Task prompt. Reproduce the material from the line containing "hero-title: Mobile Strategy" through the line containing "platform-android[interactable]: ANDROID xyxy=(274,444,360,461)", substituting "FRONTYARD" for "BACKYARD" and leaving everything else unchanged.

Exercise data.
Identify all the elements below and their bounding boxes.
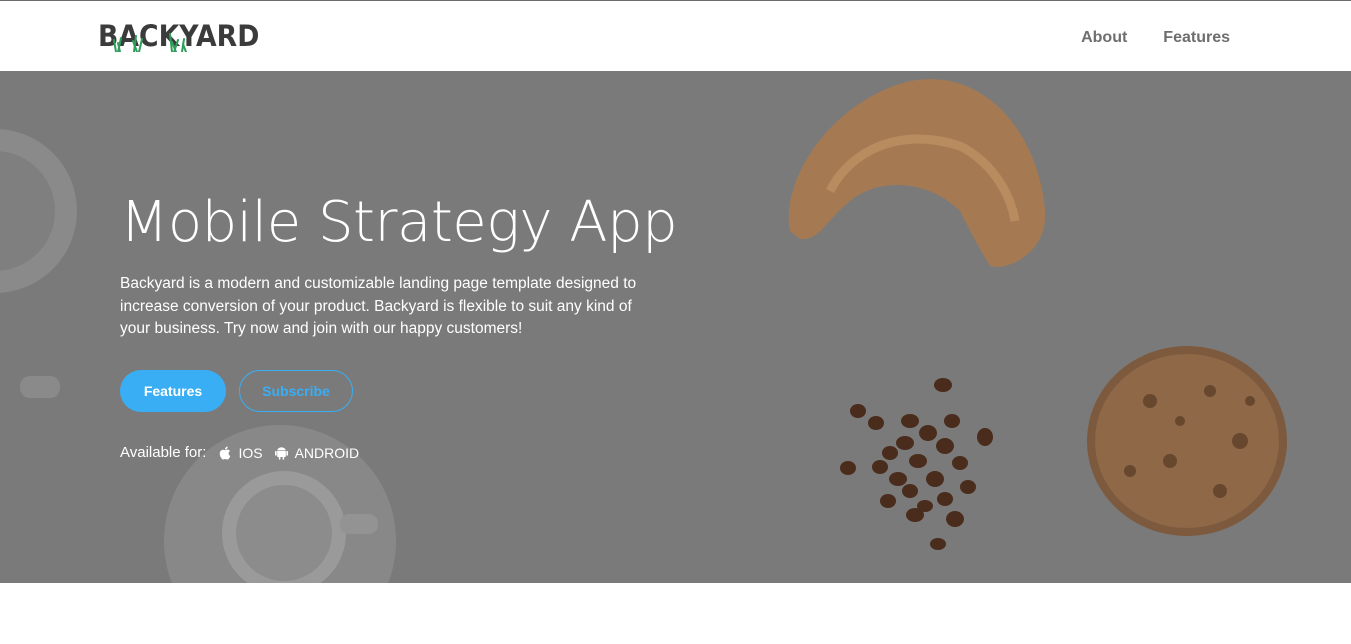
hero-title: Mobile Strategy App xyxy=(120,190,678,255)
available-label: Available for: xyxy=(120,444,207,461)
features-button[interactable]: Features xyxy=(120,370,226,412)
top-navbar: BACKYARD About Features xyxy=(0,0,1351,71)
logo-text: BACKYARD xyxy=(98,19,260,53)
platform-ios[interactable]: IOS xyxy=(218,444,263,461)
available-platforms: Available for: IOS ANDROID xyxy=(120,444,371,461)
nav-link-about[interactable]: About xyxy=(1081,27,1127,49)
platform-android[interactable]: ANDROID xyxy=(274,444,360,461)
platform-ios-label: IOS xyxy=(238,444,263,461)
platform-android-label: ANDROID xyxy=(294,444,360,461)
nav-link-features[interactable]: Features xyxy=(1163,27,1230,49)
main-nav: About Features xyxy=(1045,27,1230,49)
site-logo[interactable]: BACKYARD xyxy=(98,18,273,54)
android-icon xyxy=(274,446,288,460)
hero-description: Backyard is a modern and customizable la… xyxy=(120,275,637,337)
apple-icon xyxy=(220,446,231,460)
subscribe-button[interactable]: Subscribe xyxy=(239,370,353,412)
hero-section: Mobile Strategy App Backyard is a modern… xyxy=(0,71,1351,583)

Answer to the problem.
hero-title: Mobile Strategy App xyxy=(120,190,678,255)
available-label: Available for: xyxy=(120,444,207,461)
features-button[interactable]: Features xyxy=(120,370,226,412)
top-navbar: FRONTYARD About Features xyxy=(0,0,1351,71)
logo-text: FRONTYARD xyxy=(98,19,260,53)
platform-ios[interactable]: IOS xyxy=(218,444,263,461)
available-platforms: Available for: IOS ANDROID xyxy=(120,444,371,461)
nav-link-about[interactable]: About xyxy=(1081,27,1127,49)
platform-android[interactable]: ANDROID xyxy=(274,444,360,461)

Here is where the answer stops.